ITEMS:
* BEGIN *
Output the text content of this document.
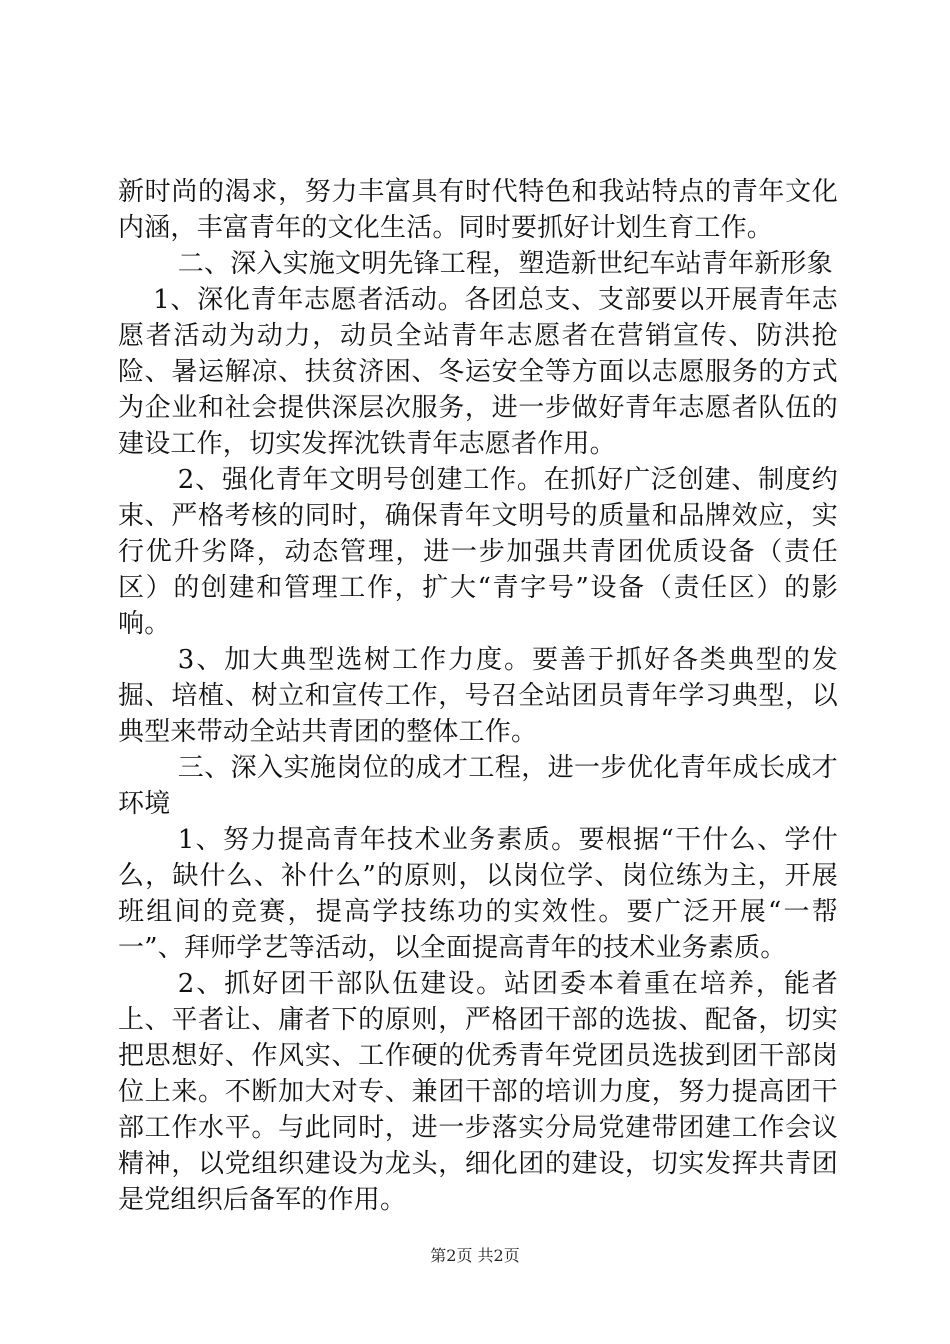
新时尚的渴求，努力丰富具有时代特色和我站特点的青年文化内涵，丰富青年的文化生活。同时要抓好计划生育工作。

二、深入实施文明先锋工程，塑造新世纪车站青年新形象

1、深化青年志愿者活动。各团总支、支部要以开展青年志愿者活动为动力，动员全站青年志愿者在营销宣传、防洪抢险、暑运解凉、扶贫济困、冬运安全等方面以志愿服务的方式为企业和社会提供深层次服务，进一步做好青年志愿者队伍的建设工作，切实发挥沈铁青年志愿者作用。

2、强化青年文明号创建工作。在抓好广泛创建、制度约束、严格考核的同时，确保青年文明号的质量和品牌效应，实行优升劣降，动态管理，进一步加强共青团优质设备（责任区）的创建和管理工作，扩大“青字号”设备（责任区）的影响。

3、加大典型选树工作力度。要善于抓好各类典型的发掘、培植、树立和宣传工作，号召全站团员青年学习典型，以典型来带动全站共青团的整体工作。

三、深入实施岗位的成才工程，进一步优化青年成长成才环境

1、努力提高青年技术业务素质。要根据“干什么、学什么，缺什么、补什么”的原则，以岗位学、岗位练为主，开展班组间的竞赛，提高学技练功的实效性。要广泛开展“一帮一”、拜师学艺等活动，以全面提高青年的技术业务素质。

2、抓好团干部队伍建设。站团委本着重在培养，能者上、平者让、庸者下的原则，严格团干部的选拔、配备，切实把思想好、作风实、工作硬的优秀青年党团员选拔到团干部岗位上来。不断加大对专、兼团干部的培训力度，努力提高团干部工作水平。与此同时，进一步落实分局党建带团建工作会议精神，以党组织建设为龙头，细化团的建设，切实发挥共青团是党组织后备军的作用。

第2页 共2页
* END *
YOUR GOAL:
Reproduce every record above exactly, but leave out the pictures.

OUTPUT FOR THIS EXERCISE:
Output the text content of this document.
新时尚的渴求，努力丰富具有时代特色和我站特点的青年文化内涵，丰富青年的文化生活。同时要抓好计划生育工作。

二、深入实施文明先锋工程，塑造新世纪车站青年新形象

1、深化青年志愿者活动。各团总支、支部要以开展青年志愿者活动为动力，动员全站青年志愿者在营销宣传、防洪抢险、暑运解凉、扶贫济困、冬运安全等方面以志愿服务的方式为企业和社会提供深层次服务，进一步做好青年志愿者队伍的建设工作，切实发挥沈铁青年志愿者作用。

2、强化青年文明号创建工作。在抓好广泛创建、制度约束、严格考核的同时，确保青年文明号的质量和品牌效应，实行优升劣降，动态管理，进一步加强共青团优质设备（责任区）的创建和管理工作，扩大“青字号”设备（责任区）的影响。

3、加大典型选树工作力度。要善于抓好各类典型的发掘、培植、树立和宣传工作，号召全站团员青年学习典型，以典型来带动全站共青团的整体工作。

三、深入实施岗位的成才工程，进一步优化青年成长成才环境

1、努力提高青年技术业务素质。要根据“干什么、学什么，缺什么、补什么”的原则，以岗位学、岗位练为主，开展班组间的竞赛，提高学技练功的实效性。要广泛开展“一帮一”、拜师学艺等活动，以全面提高青年的技术业务素质。

2、抓好团干部队伍建设。站团委本着重在培养，能者上、平者让、庸者下的原则，严格团干部的选拔、配备，切实把思想好、作风实、工作硬的优秀青年党团员选拔到团干部岗位上来。不断加大对专、兼团干部的培训力度，努力提高团干部工作水平。与此同时，进一步落实分局党建带团建工作会议精神，以党组织建设为龙头，细化团的建设，切实发挥共青团是党组织后备军的作用。

第2页 共2页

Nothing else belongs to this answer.